▸ **To do**
The entries that follow should be written out exactly.

[START Listed entries]

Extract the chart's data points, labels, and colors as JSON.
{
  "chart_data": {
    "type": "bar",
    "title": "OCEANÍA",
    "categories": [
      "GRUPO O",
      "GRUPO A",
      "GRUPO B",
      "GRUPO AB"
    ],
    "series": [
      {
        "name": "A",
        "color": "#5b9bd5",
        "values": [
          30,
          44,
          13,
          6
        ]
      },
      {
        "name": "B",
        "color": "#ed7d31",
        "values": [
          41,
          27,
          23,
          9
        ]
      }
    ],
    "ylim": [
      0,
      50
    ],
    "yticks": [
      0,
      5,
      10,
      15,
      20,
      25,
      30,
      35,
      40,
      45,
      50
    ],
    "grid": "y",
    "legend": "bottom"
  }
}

[END Listed entries]

▸ **Output**
Extract the chart's data points, labels, and colors as JSON.
{
  "chart_data": {
    "type": "bar",
    "title": "OCEANÍA",
    "categories": [
      "GRUPO O",
      "GRUPO A",
      "GRUPO B",
      "GRUPO AB"
    ],
    "series": [
      {
        "name": "A",
        "color": "#5b9bd5",
        "values": [
          30,
          44,
          13,
          6
        ]
      },
      {
        "name": "B",
        "color": "#ed7d31",
        "values": [
          41,
          27,
          23,
          9
        ]
      }
    ],
    "ylim": [
      0,
      50
    ],
    "yticks": [
      0,
      5,
      10,
      15,
      20,
      25,
      30,
      35,
      40,
      45,
      50
    ],
    "grid": "y",
    "legend": "bottom"
  }
}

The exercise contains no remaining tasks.